## begin

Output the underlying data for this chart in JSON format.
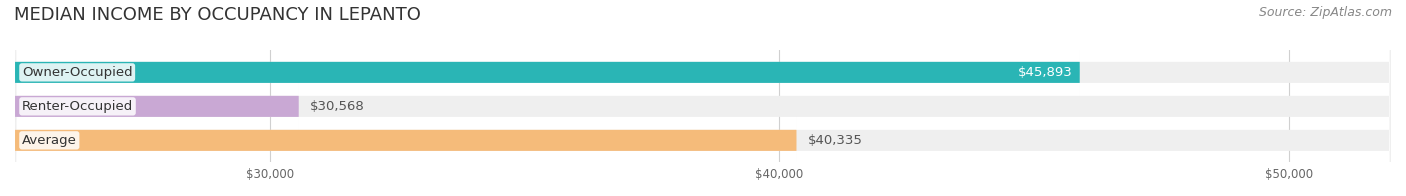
{
  "title": "MEDIAN INCOME BY OCCUPANCY IN LEPANTO",
  "source": "Source: ZipAtlas.com",
  "categories": [
    "Owner-Occupied",
    "Renter-Occupied",
    "Average"
  ],
  "values": [
    45893,
    30568,
    40335
  ],
  "bar_colors": [
    "#2ab5b5",
    "#c9a8d4",
    "#f5bb7a"
  ],
  "bar_bg_color": "#efefef",
  "value_labels": [
    "$45,893",
    "$30,568",
    "$40,335"
  ],
  "xlim": [
    25000,
    52000
  ],
  "xticks": [
    30000,
    40000,
    50000
  ],
  "xtick_labels": [
    "$30,000",
    "$40,000",
    "$50,000"
  ],
  "title_fontsize": 13,
  "source_fontsize": 9,
  "label_fontsize": 9.5,
  "value_fontsize": 9.5,
  "bar_height": 0.62,
  "figure_bg": "#ffffff",
  "axes_bg": "#ffffff",
  "grid_color": "#d0d0d0"
}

## end

Exercise aim: Every line is to be duplicated exactly, though pictures stay out.

Correct output:
Output the underlying data for this chart in JSON format.
{
  "title": "MEDIAN INCOME BY OCCUPANCY IN LEPANTO",
  "source": "Source: ZipAtlas.com",
  "categories": [
    "Owner-Occupied",
    "Renter-Occupied",
    "Average"
  ],
  "values": [
    45893,
    30568,
    40335
  ],
  "bar_colors": [
    "#2ab5b5",
    "#c9a8d4",
    "#f5bb7a"
  ],
  "bar_bg_color": "#efefef",
  "value_labels": [
    "$45,893",
    "$30,568",
    "$40,335"
  ],
  "xlim": [
    25000,
    52000
  ],
  "xticks": [
    30000,
    40000,
    50000
  ],
  "xtick_labels": [
    "$30,000",
    "$40,000",
    "$50,000"
  ],
  "title_fontsize": 13,
  "source_fontsize": 9,
  "label_fontsize": 9.5,
  "value_fontsize": 9.5,
  "bar_height": 0.62,
  "figure_bg": "#ffffff",
  "axes_bg": "#ffffff",
  "grid_color": "#d0d0d0"
}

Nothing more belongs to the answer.